=== Requirement ===
Rewrite the items from the first line through the line that contains "240, 392, 254]", replacing every "info-icon" with "help-icon" and leaving everything else unchanged.

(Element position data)
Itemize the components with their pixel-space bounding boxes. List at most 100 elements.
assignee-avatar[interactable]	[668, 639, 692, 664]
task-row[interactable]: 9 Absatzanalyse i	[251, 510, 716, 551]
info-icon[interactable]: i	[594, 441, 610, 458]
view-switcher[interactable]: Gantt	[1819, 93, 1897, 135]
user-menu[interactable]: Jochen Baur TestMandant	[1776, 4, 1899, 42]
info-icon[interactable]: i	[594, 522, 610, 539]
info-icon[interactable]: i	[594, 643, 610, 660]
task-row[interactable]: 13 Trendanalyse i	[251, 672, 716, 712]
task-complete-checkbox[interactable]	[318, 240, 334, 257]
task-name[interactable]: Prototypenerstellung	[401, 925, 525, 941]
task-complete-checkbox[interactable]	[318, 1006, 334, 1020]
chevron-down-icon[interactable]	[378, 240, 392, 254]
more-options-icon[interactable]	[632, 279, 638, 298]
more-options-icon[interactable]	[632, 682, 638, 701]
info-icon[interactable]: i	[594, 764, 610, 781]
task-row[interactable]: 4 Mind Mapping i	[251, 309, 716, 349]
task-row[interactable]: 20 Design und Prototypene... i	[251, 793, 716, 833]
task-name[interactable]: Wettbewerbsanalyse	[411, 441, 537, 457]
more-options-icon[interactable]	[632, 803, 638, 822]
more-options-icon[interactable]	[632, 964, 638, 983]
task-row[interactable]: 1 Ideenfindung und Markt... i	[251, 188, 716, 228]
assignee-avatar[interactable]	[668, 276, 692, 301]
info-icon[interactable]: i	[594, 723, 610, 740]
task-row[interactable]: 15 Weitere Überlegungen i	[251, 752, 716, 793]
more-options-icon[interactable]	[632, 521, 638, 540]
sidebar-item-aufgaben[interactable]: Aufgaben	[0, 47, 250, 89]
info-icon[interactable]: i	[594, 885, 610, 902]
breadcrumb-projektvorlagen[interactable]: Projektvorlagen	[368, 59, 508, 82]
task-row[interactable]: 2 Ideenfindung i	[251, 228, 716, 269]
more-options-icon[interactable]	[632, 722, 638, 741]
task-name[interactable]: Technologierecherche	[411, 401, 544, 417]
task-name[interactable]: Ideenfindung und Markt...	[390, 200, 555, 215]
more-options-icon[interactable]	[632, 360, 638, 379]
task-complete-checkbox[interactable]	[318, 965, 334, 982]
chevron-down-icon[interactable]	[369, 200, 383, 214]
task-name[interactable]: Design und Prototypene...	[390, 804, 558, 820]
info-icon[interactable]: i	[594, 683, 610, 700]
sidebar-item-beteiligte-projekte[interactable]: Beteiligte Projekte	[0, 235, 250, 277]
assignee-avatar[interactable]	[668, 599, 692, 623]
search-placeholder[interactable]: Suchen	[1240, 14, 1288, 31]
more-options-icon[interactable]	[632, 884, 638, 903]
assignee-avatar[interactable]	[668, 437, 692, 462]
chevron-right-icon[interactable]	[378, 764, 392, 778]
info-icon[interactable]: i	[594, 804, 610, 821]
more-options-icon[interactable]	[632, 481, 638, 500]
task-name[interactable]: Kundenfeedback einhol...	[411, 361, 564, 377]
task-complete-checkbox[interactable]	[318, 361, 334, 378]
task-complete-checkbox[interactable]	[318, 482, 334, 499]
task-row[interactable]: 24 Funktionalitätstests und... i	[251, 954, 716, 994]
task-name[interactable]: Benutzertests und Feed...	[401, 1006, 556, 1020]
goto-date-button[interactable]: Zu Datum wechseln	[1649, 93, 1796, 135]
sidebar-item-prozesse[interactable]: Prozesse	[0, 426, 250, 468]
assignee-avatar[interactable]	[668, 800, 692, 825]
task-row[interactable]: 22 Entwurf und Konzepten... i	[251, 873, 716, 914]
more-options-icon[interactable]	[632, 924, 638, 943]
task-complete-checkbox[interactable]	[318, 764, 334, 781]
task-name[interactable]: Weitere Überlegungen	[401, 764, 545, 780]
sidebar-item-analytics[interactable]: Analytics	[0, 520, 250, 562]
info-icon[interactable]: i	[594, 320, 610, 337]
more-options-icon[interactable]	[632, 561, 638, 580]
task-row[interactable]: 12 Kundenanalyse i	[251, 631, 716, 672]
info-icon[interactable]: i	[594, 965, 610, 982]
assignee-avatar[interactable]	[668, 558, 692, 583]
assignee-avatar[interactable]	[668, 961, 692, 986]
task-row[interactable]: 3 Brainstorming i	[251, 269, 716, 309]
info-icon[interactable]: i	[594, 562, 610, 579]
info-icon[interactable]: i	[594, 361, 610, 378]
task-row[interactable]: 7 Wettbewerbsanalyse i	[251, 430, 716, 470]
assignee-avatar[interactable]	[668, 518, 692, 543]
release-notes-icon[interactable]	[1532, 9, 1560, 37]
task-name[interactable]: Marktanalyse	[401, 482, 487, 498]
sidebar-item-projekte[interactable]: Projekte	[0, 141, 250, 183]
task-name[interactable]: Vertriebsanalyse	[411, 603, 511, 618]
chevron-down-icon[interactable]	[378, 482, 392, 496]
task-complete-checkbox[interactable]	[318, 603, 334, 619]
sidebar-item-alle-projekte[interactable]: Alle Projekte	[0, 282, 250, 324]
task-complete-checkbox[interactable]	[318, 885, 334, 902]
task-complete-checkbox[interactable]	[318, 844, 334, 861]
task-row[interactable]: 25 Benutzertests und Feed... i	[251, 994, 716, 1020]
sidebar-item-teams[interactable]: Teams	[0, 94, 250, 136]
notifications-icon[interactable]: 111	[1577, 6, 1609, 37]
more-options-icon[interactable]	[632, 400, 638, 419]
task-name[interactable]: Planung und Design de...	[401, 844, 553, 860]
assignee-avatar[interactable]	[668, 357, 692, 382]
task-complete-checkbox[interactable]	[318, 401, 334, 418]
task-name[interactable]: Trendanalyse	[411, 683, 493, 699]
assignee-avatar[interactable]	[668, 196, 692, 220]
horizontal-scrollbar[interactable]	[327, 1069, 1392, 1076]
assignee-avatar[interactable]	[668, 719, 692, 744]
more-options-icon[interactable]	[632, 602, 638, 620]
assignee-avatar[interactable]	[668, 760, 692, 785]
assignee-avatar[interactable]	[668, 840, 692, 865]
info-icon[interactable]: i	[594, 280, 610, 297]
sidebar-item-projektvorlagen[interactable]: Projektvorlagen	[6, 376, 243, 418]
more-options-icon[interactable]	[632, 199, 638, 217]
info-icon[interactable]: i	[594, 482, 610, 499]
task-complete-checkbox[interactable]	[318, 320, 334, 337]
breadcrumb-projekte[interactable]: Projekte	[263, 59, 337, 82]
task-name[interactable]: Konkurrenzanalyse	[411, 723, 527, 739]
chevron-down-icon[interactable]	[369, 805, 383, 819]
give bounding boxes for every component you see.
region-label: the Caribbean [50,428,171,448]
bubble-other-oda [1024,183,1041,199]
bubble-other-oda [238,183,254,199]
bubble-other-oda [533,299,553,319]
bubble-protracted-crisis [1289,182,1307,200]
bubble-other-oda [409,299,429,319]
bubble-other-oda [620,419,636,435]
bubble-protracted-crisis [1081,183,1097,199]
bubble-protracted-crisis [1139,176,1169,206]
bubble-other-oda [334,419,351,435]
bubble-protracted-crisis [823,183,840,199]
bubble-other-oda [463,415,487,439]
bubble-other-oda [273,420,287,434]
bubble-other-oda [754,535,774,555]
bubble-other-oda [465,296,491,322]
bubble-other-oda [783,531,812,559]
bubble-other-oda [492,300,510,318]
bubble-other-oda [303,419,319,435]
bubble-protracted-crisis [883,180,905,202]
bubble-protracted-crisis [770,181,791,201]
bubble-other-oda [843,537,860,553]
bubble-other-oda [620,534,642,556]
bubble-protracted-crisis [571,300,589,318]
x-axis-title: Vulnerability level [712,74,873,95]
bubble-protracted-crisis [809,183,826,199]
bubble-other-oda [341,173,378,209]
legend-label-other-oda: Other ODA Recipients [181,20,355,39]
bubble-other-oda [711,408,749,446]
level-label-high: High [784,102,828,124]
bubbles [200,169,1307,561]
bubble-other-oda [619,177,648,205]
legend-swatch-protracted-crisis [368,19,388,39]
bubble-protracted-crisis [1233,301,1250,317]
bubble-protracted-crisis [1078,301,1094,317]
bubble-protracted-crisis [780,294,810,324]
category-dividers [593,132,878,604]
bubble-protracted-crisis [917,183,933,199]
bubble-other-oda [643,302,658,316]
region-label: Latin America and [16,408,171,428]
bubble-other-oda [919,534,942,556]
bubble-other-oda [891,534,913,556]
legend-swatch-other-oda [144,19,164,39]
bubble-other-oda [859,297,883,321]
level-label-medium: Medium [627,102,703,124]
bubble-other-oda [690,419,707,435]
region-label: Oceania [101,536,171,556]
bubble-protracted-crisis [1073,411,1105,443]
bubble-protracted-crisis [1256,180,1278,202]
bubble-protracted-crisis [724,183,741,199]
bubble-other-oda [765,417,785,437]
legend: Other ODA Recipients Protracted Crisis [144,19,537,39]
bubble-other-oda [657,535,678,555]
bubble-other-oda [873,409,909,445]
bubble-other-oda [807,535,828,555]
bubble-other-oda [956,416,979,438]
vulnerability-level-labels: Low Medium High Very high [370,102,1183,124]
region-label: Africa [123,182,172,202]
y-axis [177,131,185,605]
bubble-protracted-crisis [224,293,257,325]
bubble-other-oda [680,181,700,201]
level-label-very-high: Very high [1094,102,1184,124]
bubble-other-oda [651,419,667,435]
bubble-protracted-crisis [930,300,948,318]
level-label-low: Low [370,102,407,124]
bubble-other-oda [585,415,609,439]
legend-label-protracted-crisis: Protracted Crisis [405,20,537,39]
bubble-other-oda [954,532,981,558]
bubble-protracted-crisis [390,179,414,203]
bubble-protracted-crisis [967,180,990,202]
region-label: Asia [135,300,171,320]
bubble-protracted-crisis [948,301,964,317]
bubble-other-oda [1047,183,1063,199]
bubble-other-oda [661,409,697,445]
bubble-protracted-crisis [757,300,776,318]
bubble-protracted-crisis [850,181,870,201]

=== Full answer ===
Itemize the components with their pixel-space bounding boxes. List at most 100 elements.
assignee-avatar[interactable]	[668, 639, 692, 664]
task-row[interactable]: 9 Absatzanalyse i	[251, 510, 716, 551]
help-icon[interactable]: i	[594, 441, 610, 458]
view-switcher[interactable]: Gantt	[1819, 93, 1897, 135]
user-menu[interactable]: Jochen Baur TestMandant	[1776, 4, 1899, 42]
help-icon[interactable]: i	[594, 522, 610, 539]
help-icon[interactable]: i	[594, 643, 610, 660]
task-row[interactable]: 13 Trendanalyse i	[251, 672, 716, 712]
task-complete-checkbox[interactable]	[318, 240, 334, 257]
task-name[interactable]: Prototypenerstellung	[401, 925, 525, 941]
task-complete-checkbox[interactable]	[318, 1006, 334, 1020]
chevron-down-icon[interactable]	[378, 240, 392, 254]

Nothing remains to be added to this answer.